▼

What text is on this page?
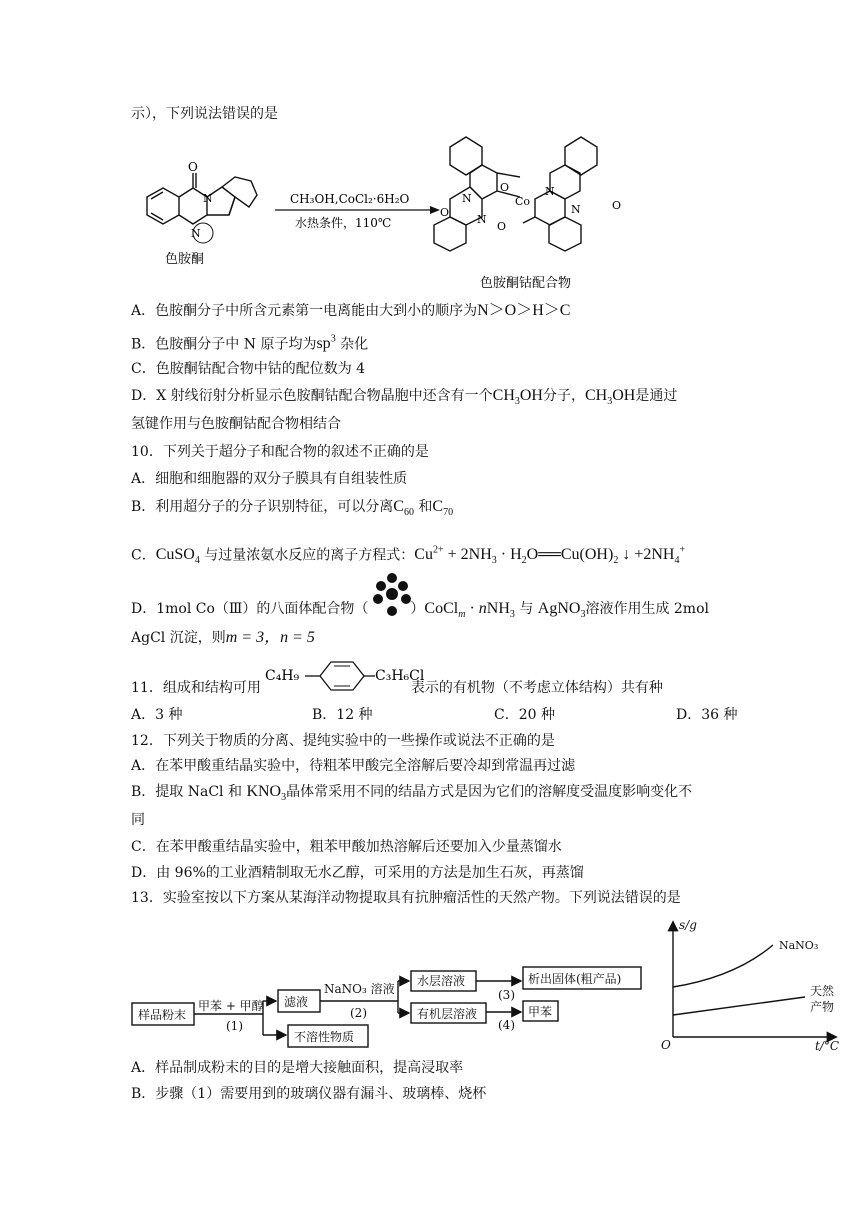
示），下列说法错误的是
O
N
N
色胺酮
CH₃OH,CoCl₂·6H₂O
水热条件，110℃
N
N
O
Co
N
N
O
O
O
色胺酮钴配合物
A．色胺酮分子中所含元素第一电离能由大到小的顺序为N＞O＞H＞C
B．色胺酮分子中 N 原子均为$sp^3$ 杂化
C．色胺酮钴配合物中钴的配位数为 4
D．X 射线衍射分析显示色胺酮钴配合物晶胞中还含有一个$CH_3OH$分子，$CH_3OH$是通过
氢键作用与色胺酮钴配合物相结合
10．下列关于超分子和配合物的叙述不正确的是
A．细胞和细胞器的双分子膜具有自组装性质
B．利用超分子的分子识别特征，可以分离$C_{60}$ 和$C_{70}$
C．CuSO$_4$ 与过量浓氨水反应的离子方程式：$Cu^{2+} + 2NH_3$ · $H_2O══Cu(OH)_2$ ↓ $+2NH_4^+$
D．1mol Co（Ⅲ）的八面体配合物（	）CoCl$_m$ · nNH$_3$ 与 AgNO$_3$溶液作用生成 2mol
AgCl 沉淀，则m = 3，n = 5
C₄H₉	C₃H₆Cl
11．组成和结构可用	表示的有机物（不考虑立体结构）共有种
A．3 种	B．12 种	C．20 种	D．36 种
12．下列关于物质的分离、提纯实验中的一些操作或说法不正确的是
A．在苯甲酸重结晶实验中，待粗苯甲酸完全溶解后要冷却到常温再过滤
B．提取 NaCl 和 $KNO_3$晶体常采用不同的结晶方式是因为它们的溶解度受温度影响变化不
同
C．在苯甲酸重结晶实验中，粗苯甲酸加热溶解后还要加入少量蒸馏水
D．由 96%的工业酒精制取无水乙醇，可采用的方法是加生石灰，再蒸馏
13．实验室按以下方案从某海洋动物提取具有抗肿瘤活性的天然产物。下列说法错误的是
样品粉末
甲苯 + 甲醇
(1)
滤液
不溶性物质
NaNO₃ 溶液
(2)
水层溶液
有机层溶液
(3)
(4)
析出固体(粗产品)
甲苯
s/g
t/°C
O
NaNO₃
天然
产物
A．样品制成粉末的目的是增大接触面积，提高浸取率
B．步骤（1）需要用到的玻璃仪器有漏斗、玻璃棒、烧杯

▲

Give all the entries again exactly, dropping each picture.

What text is on this page?
示），下列说法错误的是
O
N
N
色胺酮
CH₃OH,CoCl₂·6H₂O
水热条件，110℃
N
N
O
Co
N
N
O
O
O
色胺酮钴配合物
A．色胺酮分子中所含元素第一电离能由大到小的顺序为N＞O＞H＞C
B．色胺酮分子中 N 原子均为$sp^3$ 杂化
C．色胺酮钴配合物中钴的配位数为 4
D．X 射线衍射分析显示色胺酮钴配合物晶胞中还含有一个$CH_3OH$分子，$CH_3OH$是通过
氢键作用与色胺酮钴配合物相结合
10．下列关于超分子和配合物的叙述不正确的是
A．细胞和细胞器的双分子膜具有自组装性质
B．利用超分子的分子识别特征，可以分离$C_{60}$ 和$C_{70}$
C．CuSO$_4$ 与过量浓氨水反应的离子方程式：$Cu^{2+} + 2NH_3$ · $H_2O══Cu(OH)_2$ ↓ $+2NH_4^+$
D．1mol Co（Ⅲ）的八面体配合物（	）CoCl$_m$ · nNH$_3$ 与 AgNO$_3$溶液作用生成 2mol
AgCl 沉淀，则m = 3，n = 5
C₄H₉	C₃H₆Cl
11．组成和结构可用	表示的有机物（不考虑立体结构）共有种
A．3 种	B．12 种	C．20 种	D．36 种
12．下列关于物质的分离、提纯实验中的一些操作或说法不正确的是
A．在苯甲酸重结晶实验中，待粗苯甲酸完全溶解后要冷却到常温再过滤
B．提取 NaCl 和 $KNO_3$晶体常采用不同的结晶方式是因为它们的溶解度受温度影响变化不
同
C．在苯甲酸重结晶实验中，粗苯甲酸加热溶解后还要加入少量蒸馏水
D．由 96%的工业酒精制取无水乙醇，可采用的方法是加生石灰，再蒸馏
13．实验室按以下方案从某海洋动物提取具有抗肿瘤活性的天然产物。下列说法错误的是
样品粉末
甲苯 + 甲醇
(1)
滤液
不溶性物质
NaNO₃ 溶液
(2)
水层溶液
有机层溶液
(3)
(4)
析出固体(粗产品)
甲苯
s/g
t/°C
O
NaNO₃
天然
产物
A．样品制成粉末的目的是增大接触面积，提高浸取率
B．步骤（1）需要用到的玻璃仪器有漏斗、玻璃棒、烧杯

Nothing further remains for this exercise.